Questions to answer:
1. Name every area over which, according to the report on China's human rights action plan, Western governments say China keeps strict, authoritarian control.
2. In the report on China's human rights action plan, quote the passage from "China, facing ongoing" up to and including "achieving those objectives.".
3. Continue the news report on China's human rights action plan from its last sentence.

Extract provided:
China, facing ongoing Western pressure to improve its widely criticized human rights record, says it is drafting a new “action plan” aimed at expanding democracy and strengthening the rule of law.
The official Xinhua news agency, quoting State Council information chief Wang Chen, says the new plan announced Wednesday will set forth “comprehensive and systematic” human rights goals as well as procedures for achieving those objectives.
Xinhua says the blueprint will be developed and supervised jointly by the Ministry of Foreign Affairs and the State Council Information Office.
China is regularly criticized for what Western governments say is its strict, authoritarian control over free speech, religion and political activity – key tenets of Western human rights theory and practice.
For its part, Beijing generally defines human rights in terms of improving living conditions for its 1.3 billion people, and says its record in providing food, housing and broad economic growth to the Chinese public is measurable and significant.

Data section:
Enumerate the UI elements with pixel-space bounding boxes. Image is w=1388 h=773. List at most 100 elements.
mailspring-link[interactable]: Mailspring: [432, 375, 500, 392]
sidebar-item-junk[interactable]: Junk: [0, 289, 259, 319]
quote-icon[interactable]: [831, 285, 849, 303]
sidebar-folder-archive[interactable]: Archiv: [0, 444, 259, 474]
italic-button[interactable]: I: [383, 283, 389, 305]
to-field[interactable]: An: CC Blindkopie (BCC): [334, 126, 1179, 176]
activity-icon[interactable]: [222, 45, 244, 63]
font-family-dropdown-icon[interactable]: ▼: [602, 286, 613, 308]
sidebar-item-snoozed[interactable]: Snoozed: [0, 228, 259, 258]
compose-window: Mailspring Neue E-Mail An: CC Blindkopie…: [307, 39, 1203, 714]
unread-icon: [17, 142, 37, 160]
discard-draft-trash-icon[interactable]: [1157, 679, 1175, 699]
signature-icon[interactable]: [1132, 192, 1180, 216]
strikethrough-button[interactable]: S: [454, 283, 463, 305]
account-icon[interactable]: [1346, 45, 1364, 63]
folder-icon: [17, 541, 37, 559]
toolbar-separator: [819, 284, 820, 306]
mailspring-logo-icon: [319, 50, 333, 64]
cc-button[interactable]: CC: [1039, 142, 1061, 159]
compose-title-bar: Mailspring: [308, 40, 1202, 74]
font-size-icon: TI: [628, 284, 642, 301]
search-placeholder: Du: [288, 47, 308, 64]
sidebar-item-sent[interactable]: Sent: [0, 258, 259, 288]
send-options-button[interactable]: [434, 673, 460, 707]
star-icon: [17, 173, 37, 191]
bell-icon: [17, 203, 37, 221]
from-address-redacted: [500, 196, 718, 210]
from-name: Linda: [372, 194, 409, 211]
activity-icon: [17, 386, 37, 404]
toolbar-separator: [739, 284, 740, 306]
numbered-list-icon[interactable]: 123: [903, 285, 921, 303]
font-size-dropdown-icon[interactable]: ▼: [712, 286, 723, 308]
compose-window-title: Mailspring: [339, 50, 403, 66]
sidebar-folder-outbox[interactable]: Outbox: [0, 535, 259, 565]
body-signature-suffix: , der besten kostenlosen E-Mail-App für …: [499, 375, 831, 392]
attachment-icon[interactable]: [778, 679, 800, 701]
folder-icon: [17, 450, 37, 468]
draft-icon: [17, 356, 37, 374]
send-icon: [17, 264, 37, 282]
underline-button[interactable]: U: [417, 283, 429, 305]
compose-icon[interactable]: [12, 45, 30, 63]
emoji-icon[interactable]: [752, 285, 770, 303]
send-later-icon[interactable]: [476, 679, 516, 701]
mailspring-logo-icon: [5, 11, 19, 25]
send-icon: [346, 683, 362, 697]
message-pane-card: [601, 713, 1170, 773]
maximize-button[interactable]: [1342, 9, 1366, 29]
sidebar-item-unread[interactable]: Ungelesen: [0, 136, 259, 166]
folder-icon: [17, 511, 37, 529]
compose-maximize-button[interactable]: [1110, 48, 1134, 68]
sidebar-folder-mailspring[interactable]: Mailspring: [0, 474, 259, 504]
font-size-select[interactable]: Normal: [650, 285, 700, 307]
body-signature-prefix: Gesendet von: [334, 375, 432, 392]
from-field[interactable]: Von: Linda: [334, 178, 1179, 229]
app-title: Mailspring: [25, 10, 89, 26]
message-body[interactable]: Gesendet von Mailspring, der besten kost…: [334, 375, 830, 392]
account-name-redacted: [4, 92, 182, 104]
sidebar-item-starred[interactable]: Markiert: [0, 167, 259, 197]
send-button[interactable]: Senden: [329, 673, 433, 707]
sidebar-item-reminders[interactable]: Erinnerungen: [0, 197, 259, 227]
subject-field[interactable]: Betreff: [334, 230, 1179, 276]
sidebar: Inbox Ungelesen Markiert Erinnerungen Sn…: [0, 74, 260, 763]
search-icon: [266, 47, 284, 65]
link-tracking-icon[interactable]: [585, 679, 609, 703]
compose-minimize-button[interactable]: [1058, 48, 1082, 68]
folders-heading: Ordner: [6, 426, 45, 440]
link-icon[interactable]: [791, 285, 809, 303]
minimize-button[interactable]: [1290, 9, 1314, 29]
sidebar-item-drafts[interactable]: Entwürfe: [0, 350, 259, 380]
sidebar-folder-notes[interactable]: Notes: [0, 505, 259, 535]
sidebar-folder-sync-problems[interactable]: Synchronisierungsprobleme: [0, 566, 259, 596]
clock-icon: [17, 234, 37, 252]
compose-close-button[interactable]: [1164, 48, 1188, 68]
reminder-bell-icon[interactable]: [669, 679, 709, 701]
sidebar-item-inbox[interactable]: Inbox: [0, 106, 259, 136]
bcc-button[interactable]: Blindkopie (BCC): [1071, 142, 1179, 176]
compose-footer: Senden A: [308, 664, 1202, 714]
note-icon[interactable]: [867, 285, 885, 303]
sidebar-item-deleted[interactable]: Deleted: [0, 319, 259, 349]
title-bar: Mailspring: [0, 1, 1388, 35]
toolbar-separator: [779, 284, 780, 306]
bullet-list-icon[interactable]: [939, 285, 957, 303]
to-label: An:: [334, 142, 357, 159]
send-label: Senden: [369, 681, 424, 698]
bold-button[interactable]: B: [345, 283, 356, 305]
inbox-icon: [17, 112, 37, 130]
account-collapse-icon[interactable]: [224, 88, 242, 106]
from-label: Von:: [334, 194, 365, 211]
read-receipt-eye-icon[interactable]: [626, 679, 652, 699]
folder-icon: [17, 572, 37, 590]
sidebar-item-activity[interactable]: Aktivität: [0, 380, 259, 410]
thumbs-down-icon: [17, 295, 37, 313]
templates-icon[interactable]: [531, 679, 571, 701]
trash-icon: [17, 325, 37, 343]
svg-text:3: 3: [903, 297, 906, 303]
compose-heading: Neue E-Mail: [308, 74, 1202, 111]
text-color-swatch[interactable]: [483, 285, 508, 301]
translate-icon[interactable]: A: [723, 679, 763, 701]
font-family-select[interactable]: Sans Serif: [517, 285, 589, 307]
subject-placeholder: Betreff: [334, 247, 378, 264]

Exercise answers:
1. free speech, religion, political activity

2.
China, facing ongoing Western pressure to improve its widely criticized human rights record, says it is drafting a new “action plan” aimed at expanding democracy and strengthening the rule of law.
The official Xinhua news agency, quoting State Council information chief Wang Chen, says the new plan announced Wednesday will set forth “comprehensive and systematic” human rights goals as well as procedures for achieving those objectives.

3.
The 2012-2015 plan announced Wednesday is the second document of its kind. Under its 2009-2010 plan, State Council chief Wang touted China's abolition of the death penalty for 13 types of economic crimes, and improvements in education and political rights for women, children, the elderly and ethnic minorities,
But he also conceded Wednesday that China's national development remains “significantly unbalanced and uncoordinated,” and attributes those difficulties to wide gaps in income distribution, inflation, food safety problems and “unevenly distributed educational and medical resources.”
Additionally, Wang pointed to increased social conflicts spawned by “illegal land requisitioning,” and says China, in his words, “has a long way to go” before its citizens are found “fully enjoying human rights.”
Wednesday's commentary omits any reference to Beijing's recent crackdown on human rights lawyers, activists and journalists in key Chinese cities. Scores of dissidents have been rounded up and detained, in what Western analysts say is a government push to head off public protests like those that gripped parts of North Africa and the Middle East earlier this year.